▸ **Work item**
Lines with the word "chromosome" are the answer; copy each of them from the data below.

Figure dataset records:

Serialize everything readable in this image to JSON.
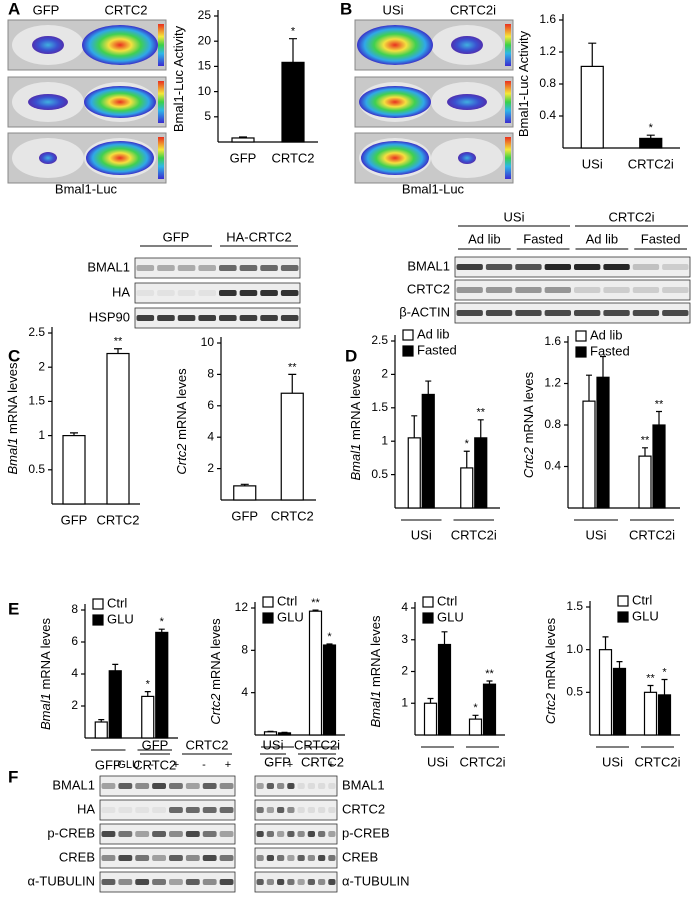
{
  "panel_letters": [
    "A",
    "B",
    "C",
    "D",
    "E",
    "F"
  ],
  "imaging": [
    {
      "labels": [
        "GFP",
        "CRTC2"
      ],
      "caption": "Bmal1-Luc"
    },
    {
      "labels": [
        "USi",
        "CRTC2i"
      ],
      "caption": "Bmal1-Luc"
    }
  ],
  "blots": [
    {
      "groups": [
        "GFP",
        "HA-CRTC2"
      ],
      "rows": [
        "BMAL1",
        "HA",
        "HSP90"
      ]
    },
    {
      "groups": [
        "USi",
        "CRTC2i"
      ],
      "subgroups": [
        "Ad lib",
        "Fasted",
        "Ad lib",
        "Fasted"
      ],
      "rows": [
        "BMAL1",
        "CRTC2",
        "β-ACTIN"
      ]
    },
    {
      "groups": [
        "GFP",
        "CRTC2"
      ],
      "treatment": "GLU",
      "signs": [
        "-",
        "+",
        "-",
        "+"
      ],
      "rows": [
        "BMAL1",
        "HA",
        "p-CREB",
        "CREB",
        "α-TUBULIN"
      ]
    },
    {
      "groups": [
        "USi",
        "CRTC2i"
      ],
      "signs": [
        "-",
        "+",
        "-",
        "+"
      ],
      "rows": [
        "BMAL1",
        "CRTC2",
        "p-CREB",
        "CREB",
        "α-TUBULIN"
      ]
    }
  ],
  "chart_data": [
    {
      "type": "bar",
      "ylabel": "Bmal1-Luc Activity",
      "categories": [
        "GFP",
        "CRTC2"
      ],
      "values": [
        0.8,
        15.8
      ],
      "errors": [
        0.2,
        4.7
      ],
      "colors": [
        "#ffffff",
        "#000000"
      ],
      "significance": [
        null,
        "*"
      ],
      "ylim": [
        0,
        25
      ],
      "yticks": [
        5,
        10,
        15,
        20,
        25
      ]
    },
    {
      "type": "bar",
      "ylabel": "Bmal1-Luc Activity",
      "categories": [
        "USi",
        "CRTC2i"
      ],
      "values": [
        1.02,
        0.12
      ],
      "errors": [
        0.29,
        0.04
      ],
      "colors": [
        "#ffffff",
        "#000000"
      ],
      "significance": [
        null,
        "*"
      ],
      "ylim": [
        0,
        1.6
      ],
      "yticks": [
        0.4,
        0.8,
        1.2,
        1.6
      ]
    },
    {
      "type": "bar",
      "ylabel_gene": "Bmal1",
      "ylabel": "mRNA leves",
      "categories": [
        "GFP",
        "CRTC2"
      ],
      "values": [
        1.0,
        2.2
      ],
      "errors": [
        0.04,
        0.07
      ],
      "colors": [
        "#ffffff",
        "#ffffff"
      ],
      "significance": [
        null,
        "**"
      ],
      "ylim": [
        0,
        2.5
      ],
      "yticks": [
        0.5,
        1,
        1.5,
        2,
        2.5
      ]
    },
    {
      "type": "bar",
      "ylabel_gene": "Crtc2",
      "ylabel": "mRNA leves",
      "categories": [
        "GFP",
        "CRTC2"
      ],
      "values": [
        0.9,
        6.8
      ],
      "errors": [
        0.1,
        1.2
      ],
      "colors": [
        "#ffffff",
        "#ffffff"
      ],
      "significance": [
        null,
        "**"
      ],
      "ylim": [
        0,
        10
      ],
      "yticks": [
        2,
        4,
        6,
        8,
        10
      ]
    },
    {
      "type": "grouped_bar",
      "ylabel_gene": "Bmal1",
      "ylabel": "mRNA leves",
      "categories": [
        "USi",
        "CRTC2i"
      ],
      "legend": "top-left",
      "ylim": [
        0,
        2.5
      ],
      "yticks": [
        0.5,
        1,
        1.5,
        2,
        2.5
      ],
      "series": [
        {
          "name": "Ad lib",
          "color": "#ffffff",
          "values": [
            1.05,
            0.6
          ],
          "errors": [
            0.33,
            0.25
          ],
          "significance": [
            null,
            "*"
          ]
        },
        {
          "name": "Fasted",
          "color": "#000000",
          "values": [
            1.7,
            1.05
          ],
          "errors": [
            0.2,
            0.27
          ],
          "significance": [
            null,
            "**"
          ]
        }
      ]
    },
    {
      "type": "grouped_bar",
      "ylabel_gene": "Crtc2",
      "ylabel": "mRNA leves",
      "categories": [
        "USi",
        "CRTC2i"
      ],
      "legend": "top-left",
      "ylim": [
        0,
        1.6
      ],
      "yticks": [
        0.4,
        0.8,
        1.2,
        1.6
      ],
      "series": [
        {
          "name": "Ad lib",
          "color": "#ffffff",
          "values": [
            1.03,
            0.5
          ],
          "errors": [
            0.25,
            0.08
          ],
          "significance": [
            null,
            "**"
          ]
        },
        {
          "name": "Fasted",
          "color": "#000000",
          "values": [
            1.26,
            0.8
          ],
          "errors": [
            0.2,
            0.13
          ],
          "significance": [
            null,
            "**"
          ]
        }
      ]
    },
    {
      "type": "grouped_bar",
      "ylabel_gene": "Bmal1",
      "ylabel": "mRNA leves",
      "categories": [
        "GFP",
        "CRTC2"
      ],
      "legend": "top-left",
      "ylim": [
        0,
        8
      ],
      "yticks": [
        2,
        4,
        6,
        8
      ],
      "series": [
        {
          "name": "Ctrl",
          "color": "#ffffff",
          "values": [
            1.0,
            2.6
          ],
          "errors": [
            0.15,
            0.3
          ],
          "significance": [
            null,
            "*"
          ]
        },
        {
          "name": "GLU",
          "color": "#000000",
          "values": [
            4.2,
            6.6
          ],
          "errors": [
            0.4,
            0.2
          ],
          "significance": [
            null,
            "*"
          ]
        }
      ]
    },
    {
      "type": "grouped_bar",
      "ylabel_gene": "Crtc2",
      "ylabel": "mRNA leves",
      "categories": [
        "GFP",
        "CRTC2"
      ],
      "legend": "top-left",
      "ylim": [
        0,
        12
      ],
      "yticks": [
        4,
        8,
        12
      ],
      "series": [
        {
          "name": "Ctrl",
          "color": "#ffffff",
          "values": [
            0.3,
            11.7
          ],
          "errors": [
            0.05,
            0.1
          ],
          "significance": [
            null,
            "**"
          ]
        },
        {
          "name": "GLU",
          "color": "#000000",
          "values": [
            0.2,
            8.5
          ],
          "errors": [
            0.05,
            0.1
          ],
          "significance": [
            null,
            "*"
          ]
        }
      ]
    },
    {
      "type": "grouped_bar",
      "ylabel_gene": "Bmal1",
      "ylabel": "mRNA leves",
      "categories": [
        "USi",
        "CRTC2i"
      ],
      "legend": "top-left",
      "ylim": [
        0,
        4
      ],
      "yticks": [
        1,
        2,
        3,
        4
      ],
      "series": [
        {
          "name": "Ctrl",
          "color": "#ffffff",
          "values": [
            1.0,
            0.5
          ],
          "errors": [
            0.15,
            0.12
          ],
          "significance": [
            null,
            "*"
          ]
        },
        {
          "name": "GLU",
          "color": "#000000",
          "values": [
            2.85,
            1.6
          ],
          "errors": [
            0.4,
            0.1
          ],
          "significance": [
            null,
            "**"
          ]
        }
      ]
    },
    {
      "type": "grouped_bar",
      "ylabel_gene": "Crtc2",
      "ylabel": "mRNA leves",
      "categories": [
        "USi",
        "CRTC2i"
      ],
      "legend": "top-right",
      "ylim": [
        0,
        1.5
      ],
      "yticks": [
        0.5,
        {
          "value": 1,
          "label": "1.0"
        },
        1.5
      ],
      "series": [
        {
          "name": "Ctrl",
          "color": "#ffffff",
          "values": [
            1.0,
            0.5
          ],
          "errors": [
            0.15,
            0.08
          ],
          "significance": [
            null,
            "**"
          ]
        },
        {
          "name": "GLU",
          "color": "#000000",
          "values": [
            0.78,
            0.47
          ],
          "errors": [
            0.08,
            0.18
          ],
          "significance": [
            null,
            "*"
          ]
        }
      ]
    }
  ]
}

...

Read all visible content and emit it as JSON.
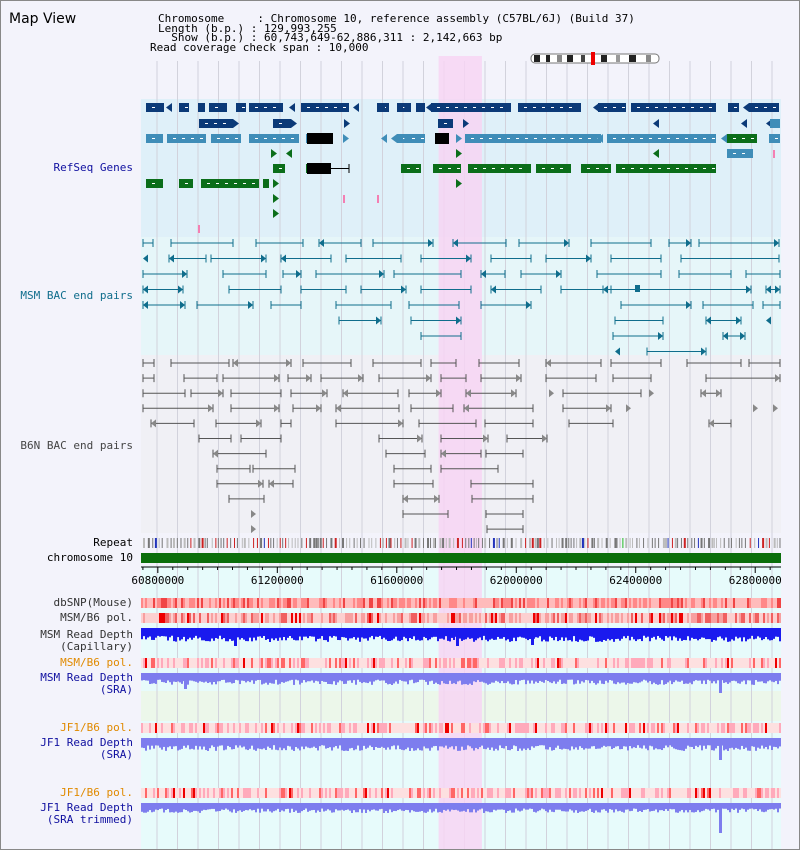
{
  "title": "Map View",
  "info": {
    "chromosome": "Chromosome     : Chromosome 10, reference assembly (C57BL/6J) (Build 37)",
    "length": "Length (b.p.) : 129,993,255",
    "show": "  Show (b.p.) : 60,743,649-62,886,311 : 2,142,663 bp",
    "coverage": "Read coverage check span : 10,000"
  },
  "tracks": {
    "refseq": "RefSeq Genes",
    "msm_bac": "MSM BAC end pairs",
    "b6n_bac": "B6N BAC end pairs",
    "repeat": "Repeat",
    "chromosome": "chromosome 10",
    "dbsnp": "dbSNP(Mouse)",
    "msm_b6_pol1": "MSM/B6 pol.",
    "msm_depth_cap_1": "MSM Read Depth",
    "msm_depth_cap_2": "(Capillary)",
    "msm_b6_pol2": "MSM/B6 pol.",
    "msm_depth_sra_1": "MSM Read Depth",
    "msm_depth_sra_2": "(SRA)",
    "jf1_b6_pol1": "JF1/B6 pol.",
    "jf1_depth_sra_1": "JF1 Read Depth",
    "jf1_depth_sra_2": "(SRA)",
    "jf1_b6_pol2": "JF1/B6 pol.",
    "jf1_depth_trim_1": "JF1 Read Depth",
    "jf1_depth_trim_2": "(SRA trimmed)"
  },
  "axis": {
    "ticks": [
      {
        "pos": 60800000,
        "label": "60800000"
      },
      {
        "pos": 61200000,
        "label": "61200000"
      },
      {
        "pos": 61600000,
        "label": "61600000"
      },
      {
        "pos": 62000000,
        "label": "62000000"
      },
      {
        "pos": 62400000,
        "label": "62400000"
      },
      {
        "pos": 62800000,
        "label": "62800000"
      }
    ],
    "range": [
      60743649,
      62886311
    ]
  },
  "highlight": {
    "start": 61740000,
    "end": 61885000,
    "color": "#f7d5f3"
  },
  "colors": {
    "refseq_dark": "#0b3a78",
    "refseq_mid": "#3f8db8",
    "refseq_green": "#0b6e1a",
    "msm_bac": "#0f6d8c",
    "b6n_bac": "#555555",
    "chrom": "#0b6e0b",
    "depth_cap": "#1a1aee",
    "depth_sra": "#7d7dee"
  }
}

▸ **Output of the exercise**
    "chromosome": "Chromosome     : Chromosome 10, reference assembly (C57BL/6J) (Build 37)",
    "chromosome": "chromosome 10",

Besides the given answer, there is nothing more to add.